**Data records**
● ● ● ● ● ● ●

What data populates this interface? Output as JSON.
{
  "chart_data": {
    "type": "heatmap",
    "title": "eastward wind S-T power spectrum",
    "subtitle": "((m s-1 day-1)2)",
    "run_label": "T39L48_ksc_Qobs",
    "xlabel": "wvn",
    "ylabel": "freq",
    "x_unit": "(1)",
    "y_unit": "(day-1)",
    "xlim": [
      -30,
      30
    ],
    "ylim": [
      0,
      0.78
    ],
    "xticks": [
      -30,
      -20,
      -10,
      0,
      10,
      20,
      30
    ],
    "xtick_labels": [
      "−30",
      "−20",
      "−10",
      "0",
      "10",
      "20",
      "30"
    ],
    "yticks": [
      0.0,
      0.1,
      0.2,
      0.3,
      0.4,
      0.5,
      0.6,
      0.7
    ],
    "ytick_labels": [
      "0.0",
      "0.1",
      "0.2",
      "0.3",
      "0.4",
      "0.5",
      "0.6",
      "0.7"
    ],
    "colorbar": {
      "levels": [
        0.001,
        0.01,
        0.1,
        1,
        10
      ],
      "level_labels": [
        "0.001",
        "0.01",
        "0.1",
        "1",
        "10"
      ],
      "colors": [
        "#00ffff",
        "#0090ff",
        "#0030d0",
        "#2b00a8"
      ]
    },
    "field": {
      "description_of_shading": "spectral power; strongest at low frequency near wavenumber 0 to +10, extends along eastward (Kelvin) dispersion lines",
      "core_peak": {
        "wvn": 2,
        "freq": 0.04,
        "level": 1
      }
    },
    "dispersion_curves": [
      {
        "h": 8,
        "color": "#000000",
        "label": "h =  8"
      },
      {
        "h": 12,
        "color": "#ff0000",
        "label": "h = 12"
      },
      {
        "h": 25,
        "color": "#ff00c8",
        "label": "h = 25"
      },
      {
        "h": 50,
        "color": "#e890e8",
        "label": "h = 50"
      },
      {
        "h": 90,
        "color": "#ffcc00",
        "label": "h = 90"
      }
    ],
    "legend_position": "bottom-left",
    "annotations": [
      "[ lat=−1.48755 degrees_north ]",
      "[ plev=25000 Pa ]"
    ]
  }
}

● ● ● ● ● ● ●

**Problem to solve**
Return every entry exactly as given.

**Reply**
What data populates this interface? Output as JSON.
{
  "chart_data": {
    "type": "heatmap",
    "title": "eastward wind S-T power spectrum",
    "subtitle": "((m s-1 day-1)2)",
    "run_label": "T39L48_ksc_Qobs",
    "xlabel": "wvn",
    "ylabel": "freq",
    "x_unit": "(1)",
    "y_unit": "(day-1)",
    "xlim": [
      -30,
      30
    ],
    "ylim": [
      0,
      0.78
    ],
    "xticks": [
      -30,
      -20,
      -10,
      0,
      10,
      20,
      30
    ],
    "xtick_labels": [
      "−30",
      "−20",
      "−10",
      "0",
      "10",
      "20",
      "30"
    ],
    "yticks": [
      0.0,
      0.1,
      0.2,
      0.3,
      0.4,
      0.5,
      0.6,
      0.7
    ],
    "ytick_labels": [
      "0.0",
      "0.1",
      "0.2",
      "0.3",
      "0.4",
      "0.5",
      "0.6",
      "0.7"
    ],
    "colorbar": {
      "levels": [
        0.001,
        0.01,
        0.1,
        1,
        10
      ],
      "level_labels": [
        "0.001",
        "0.01",
        "0.1",
        "1",
        "10"
      ],
      "colors": [
        "#00ffff",
        "#0090ff",
        "#0030d0",
        "#2b00a8"
      ]
    },
    "field": {
      "description_of_shading": "spectral power; strongest at low frequency near wavenumber 0 to +10, extends along eastward (Kelvin) dispersion lines",
      "core_peak": {
        "wvn": 2,
        "freq": 0.04,
        "level": 1
      }
    },
    "dispersion_curves": [
      {
        "h": 8,
        "color": "#000000",
        "label": "h =  8"
      },
      {
        "h": 12,
        "color": "#ff0000",
        "label": "h = 12"
      },
      {
        "h": 25,
        "color": "#ff00c8",
        "label": "h = 25"
      },
      {
        "h": 50,
        "color": "#e890e8",
        "label": "h = 50"
      },
      {
        "h": 90,
        "color": "#ffcc00",
        "label": "h = 90"
      }
    ],
    "legend_position": "bottom-left",
    "annotations": [
      "[ lat=−1.48755 degrees_north ]",
      "[ plev=25000 Pa ]"
    ]
  }
}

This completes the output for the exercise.